■ SOURCE RECORDS ■
__________
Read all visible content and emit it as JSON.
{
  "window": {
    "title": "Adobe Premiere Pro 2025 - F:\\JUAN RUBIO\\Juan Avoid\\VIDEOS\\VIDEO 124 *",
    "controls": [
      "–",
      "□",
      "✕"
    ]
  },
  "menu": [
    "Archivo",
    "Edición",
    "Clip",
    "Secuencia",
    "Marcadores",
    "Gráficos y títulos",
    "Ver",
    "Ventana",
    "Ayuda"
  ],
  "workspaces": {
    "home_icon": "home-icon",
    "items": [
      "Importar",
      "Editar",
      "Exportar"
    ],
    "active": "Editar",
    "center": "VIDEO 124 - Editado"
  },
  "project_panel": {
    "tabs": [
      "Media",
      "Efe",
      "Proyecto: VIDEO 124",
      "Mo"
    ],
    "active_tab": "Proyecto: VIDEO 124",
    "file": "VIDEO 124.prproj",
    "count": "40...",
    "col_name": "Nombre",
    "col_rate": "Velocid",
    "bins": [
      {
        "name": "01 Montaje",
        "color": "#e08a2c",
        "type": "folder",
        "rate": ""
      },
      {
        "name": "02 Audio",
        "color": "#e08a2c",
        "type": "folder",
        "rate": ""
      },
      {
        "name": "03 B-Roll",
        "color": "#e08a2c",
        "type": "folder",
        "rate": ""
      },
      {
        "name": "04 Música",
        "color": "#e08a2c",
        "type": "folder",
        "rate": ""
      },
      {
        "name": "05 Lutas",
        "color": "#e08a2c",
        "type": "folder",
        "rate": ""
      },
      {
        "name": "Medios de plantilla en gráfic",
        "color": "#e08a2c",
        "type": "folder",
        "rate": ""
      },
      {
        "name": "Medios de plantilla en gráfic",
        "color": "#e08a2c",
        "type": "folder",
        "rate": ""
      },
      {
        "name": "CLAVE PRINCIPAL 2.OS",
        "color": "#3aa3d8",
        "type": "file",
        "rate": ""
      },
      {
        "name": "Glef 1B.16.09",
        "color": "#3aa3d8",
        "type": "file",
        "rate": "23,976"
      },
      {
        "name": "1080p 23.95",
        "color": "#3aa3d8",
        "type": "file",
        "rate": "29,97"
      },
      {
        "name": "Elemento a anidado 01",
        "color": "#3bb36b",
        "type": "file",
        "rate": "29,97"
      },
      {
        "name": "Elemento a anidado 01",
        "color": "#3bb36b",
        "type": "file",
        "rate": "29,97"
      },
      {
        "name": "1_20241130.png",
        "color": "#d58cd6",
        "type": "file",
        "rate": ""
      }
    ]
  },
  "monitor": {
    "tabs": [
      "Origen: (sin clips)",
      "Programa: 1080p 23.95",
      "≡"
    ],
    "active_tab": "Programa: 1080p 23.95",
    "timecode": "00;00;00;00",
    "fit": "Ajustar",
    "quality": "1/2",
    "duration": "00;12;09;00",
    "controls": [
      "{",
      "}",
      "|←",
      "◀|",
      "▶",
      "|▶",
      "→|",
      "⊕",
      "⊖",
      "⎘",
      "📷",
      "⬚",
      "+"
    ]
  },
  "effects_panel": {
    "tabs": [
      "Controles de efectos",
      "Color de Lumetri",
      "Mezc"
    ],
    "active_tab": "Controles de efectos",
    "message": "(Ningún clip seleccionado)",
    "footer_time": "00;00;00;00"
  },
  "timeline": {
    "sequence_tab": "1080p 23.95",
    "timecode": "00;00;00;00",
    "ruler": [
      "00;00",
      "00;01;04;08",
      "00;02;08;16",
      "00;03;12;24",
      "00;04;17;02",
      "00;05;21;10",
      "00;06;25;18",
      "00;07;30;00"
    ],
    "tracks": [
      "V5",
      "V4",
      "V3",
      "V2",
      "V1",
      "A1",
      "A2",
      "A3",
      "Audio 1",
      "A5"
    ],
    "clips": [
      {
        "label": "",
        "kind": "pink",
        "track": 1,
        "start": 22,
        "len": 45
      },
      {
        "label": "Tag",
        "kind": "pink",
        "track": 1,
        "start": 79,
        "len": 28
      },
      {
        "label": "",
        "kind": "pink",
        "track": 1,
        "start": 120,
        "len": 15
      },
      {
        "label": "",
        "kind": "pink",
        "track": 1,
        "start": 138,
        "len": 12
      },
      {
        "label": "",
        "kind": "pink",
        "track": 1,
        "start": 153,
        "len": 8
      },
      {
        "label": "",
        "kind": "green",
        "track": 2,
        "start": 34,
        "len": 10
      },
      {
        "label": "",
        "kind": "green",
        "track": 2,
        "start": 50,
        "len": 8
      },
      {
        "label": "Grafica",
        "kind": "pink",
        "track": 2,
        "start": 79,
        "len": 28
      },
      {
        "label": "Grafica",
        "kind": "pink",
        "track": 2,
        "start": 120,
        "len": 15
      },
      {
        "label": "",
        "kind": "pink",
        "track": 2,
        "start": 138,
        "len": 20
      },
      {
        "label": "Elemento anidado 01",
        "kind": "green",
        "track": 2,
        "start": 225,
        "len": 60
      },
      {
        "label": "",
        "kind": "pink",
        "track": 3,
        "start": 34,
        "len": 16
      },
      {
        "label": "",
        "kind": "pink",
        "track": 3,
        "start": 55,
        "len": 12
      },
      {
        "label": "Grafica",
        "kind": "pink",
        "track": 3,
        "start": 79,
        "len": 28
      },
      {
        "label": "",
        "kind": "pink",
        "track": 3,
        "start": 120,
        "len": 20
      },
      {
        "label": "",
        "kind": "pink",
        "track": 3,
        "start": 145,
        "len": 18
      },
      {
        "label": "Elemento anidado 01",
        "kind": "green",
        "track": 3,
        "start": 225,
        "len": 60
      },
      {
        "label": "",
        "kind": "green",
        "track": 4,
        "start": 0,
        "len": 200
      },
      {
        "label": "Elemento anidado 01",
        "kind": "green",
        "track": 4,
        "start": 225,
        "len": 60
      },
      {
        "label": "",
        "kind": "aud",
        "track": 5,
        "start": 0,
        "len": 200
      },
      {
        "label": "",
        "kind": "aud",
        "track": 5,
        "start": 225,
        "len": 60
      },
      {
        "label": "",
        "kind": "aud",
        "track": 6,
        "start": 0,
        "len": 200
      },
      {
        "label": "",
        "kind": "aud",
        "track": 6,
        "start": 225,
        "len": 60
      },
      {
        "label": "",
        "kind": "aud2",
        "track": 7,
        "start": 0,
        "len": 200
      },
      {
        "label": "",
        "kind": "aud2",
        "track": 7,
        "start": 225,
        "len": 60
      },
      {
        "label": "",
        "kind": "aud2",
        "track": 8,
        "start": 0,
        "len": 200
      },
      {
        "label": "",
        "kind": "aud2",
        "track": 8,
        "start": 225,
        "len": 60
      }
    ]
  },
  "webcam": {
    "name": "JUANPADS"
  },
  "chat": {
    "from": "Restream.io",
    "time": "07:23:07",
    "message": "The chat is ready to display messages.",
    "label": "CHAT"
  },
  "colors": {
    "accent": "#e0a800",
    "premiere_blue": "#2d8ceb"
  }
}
__________
■ TASK BRIEF ■
Repeat all of the records above exactly as they appear.

■ WRITTEN ANSWER ■
Read all visible content and emit it as JSON.
{
  "window": {
    "title": "Adobe Premiere Pro 2025 - F:\\JUAN RUBIO\\Juan Avoid\\VIDEOS\\VIDEO 124 *",
    "controls": [
      "–",
      "□",
      "✕"
    ]
  },
  "menu": [
    "Archivo",
    "Edición",
    "Clip",
    "Secuencia",
    "Marcadores",
    "Gráficos y títulos",
    "Ver",
    "Ventana",
    "Ayuda"
  ],
  "workspaces": {
    "home_icon": "home-icon",
    "items": [
      "Importar",
      "Editar",
      "Exportar"
    ],
    "active": "Editar",
    "center": "VIDEO 124 - Editado"
  },
  "project_panel": {
    "tabs": [
      "Media",
      "Efe",
      "Proyecto: VIDEO 124",
      "Mo"
    ],
    "active_tab": "Proyecto: VIDEO 124",
    "file": "VIDEO 124.prproj",
    "count": "40...",
    "col_name": "Nombre",
    "col_rate": "Velocid",
    "bins": [
      {
        "name": "01 Montaje",
        "color": "#e08a2c",
        "type": "folder",
        "rate": ""
      },
      {
        "name": "02 Audio",
        "color": "#e08a2c",
        "type": "folder",
        "rate": ""
      },
      {
        "name": "03 B-Roll",
        "color": "#e08a2c",
        "type": "folder",
        "rate": ""
      },
      {
        "name": "04 Música",
        "color": "#e08a2c",
        "type": "folder",
        "rate": ""
      },
      {
        "name": "05 Lutas",
        "color": "#e08a2c",
        "type": "folder",
        "rate": ""
      },
      {
        "name": "Medios de plantilla en gráfic",
        "color": "#e08a2c",
        "type": "folder",
        "rate": ""
      },
      {
        "name": "Medios de plantilla en gráfic",
        "color": "#e08a2c",
        "type": "folder",
        "rate": ""
      },
      {
        "name": "CLAVE PRINCIPAL 2.OS",
        "color": "#3aa3d8",
        "type": "file",
        "rate": ""
      },
      {
        "name": "Glef 1B.16.09",
        "color": "#3aa3d8",
        "type": "file",
        "rate": "23,976"
      },
      {
        "name": "1080p 23.95",
        "color": "#3aa3d8",
        "type": "file",
        "rate": "29,97"
      },
      {
        "name": "Elemento a anidado 01",
        "color": "#3bb36b",
        "type": "file",
        "rate": "29,97"
      },
      {
        "name": "Elemento a anidado 01",
        "color": "#3bb36b",
        "type": "file",
        "rate": "29,97"
      },
      {
        "name": "1_20241130.png",
        "color": "#d58cd6",
        "type": "file",
        "rate": ""
      }
    ]
  },
  "monitor": {
    "tabs": [
      "Origen: (sin clips)",
      "Programa: 1080p 23.95",
      "≡"
    ],
    "active_tab": "Programa: 1080p 23.95",
    "timecode": "00;00;00;00",
    "fit": "Ajustar",
    "quality": "1/2",
    "duration": "00;12;09;00",
    "controls": [
      "{",
      "}",
      "|←",
      "◀|",
      "▶",
      "|▶",
      "→|",
      "⊕",
      "⊖",
      "⎘",
      "📷",
      "⬚",
      "+"
    ]
  },
  "effects_panel": {
    "tabs": [
      "Controles de efectos",
      "Color de Lumetri",
      "Mezc"
    ],
    "active_tab": "Controles de efectos",
    "message": "(Ningún clip seleccionado)",
    "footer_time": "00;00;00;00"
  },
  "timeline": {
    "sequence_tab": "1080p 23.95",
    "timecode": "00;00;00;00",
    "ruler": [
      "00;00",
      "00;01;04;08",
      "00;02;08;16",
      "00;03;12;24",
      "00;04;17;02",
      "00;05;21;10",
      "00;06;25;18",
      "00;07;30;00"
    ],
    "tracks": [
      "V5",
      "V4",
      "V3",
      "V2",
      "V1",
      "A1",
      "A2",
      "A3",
      "Audio 1",
      "A5"
    ],
    "clips": [
      {
        "label": "",
        "kind": "pink",
        "track": 1,
        "start": 22,
        "len": 45
      },
      {
        "label": "Tag",
        "kind": "pink",
        "track": 1,
        "start": 79,
        "len": 28
      },
      {
        "label": "",
        "kind": "pink",
        "track": 1,
        "start": 120,
        "len": 15
      },
      {
        "label": "",
        "kind": "pink",
        "track": 1,
        "start": 138,
        "len": 12
      },
      {
        "label": "",
        "kind": "pink",
        "track": 1,
        "start": 153,
        "len": 8
      },
      {
        "label": "",
        "kind": "green",
        "track": 2,
        "start": 34,
        "len": 10
      },
      {
        "label": "",
        "kind": "green",
        "track": 2,
        "start": 50,
        "len": 8
      },
      {
        "label": "Grafica",
        "kind": "pink",
        "track": 2,
        "start": 79,
        "len": 28
      },
      {
        "label": "Grafica",
        "kind": "pink",
        "track": 2,
        "start": 120,
        "len": 15
      },
      {
        "label": "",
        "kind": "pink",
        "track": 2,
        "start": 138,
        "len": 20
      },
      {
        "label": "Elemento anidado 01",
        "kind": "green",
        "track": 2,
        "start": 225,
        "len": 60
      },
      {
        "label": "",
        "kind": "pink",
        "track": 3,
        "start": 34,
        "len": 16
      },
      {
        "label": "",
        "kind": "pink",
        "track": 3,
        "start": 55,
        "len": 12
      },
      {
        "label": "Grafica",
        "kind": "pink",
        "track": 3,
        "start": 79,
        "len": 28
      },
      {
        "label": "",
        "kind": "pink",
        "track": 3,
        "start": 120,
        "len": 20
      },
      {
        "label": "",
        "kind": "pink",
        "track": 3,
        "start": 145,
        "len": 18
      },
      {
        "label": "Elemento anidado 01",
        "kind": "green",
        "track": 3,
        "start": 225,
        "len": 60
      },
      {
        "label": "",
        "kind": "green",
        "track": 4,
        "start": 0,
        "len": 200
      },
      {
        "label": "Elemento anidado 01",
        "kind": "green",
        "track": 4,
        "start": 225,
        "len": 60
      },
      {
        "label": "",
        "kind": "aud",
        "track": 5,
        "start": 0,
        "len": 200
      },
      {
        "label": "",
        "kind": "aud",
        "track": 5,
        "start": 225,
        "len": 60
      },
      {
        "label": "",
        "kind": "aud",
        "track": 6,
        "start": 0,
        "len": 200
      },
      {
        "label": "",
        "kind": "aud",
        "track": 6,
        "start": 225,
        "len": 60
      },
      {
        "label": "",
        "kind": "aud2",
        "track": 7,
        "start": 0,
        "len": 200
      },
      {
        "label": "",
        "kind": "aud2",
        "track": 7,
        "start": 225,
        "len": 60
      },
      {
        "label": "",
        "kind": "aud2",
        "track": 8,
        "start": 0,
        "len": 200
      },
      {
        "label": "",
        "kind": "aud2",
        "track": 8,
        "start": 225,
        "len": 60
      }
    ]
  },
  "webcam": {
    "name": "JUANPADS"
  },
  "chat": {
    "from": "Restream.io",
    "time": "07:23:07",
    "message": "The chat is ready to display messages.",
    "label": "CHAT"
  },
  "colors": {
    "accent": "#e0a800",
    "premiere_blue": "#2d8ceb"
  }
}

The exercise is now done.